_Excerpted data_

* START *

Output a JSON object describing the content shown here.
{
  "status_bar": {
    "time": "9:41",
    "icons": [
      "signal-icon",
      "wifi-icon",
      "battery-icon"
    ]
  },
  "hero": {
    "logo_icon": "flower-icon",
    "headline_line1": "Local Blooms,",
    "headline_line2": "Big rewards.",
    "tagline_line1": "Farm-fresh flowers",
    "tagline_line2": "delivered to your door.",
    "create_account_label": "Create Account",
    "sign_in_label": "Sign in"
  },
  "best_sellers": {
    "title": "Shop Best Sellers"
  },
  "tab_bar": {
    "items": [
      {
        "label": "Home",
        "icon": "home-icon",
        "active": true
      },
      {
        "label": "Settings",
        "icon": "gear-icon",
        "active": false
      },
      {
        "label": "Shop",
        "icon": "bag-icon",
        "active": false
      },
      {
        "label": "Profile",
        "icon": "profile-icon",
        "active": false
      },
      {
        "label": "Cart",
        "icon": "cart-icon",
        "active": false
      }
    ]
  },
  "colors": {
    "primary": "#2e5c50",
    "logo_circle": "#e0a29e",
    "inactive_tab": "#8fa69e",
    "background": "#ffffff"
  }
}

* END *
* START *

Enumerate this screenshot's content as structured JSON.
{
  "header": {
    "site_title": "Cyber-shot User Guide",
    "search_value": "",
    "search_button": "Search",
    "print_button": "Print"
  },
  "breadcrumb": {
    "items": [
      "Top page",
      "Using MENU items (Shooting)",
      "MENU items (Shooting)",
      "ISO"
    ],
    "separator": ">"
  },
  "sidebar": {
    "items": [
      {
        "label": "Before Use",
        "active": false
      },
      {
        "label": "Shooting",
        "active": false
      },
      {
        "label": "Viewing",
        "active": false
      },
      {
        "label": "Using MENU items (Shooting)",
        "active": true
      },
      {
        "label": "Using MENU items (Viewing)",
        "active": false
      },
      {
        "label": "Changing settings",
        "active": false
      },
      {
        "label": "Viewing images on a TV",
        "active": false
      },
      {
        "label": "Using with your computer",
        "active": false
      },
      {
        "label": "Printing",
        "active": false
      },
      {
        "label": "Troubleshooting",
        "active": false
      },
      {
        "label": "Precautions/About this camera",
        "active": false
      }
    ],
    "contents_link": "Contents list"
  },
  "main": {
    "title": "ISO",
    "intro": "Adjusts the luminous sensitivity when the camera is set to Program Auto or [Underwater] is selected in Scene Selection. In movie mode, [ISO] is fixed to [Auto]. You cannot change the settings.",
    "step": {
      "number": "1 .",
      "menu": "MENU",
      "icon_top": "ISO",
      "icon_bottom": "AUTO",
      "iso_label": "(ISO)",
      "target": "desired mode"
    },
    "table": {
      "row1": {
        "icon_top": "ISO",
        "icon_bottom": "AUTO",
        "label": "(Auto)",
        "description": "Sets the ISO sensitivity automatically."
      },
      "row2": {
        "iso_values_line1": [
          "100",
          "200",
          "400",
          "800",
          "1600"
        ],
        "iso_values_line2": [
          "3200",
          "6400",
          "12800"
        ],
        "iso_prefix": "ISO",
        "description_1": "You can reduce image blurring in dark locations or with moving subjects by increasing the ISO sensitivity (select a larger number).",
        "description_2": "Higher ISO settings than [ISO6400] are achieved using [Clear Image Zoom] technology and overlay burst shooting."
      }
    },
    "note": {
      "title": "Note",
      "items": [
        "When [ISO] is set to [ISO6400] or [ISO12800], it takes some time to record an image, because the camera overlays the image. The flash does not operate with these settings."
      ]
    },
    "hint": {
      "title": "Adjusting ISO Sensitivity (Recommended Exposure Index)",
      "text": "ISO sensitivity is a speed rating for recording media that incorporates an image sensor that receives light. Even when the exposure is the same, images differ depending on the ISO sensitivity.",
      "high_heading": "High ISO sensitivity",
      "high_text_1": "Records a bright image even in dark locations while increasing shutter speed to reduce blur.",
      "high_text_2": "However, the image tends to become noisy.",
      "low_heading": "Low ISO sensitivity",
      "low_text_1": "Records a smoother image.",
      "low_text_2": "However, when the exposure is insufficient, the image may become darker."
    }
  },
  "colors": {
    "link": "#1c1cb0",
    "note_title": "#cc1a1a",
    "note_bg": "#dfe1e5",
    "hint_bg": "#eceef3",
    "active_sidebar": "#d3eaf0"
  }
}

* END *

_Exercise prompt_
Return from the data every line that holds "Viewing".

_Task result_
        "label": "Viewing",
        "label": "Using MENU items (Viewing)",
        "label": "Viewing images on a TV",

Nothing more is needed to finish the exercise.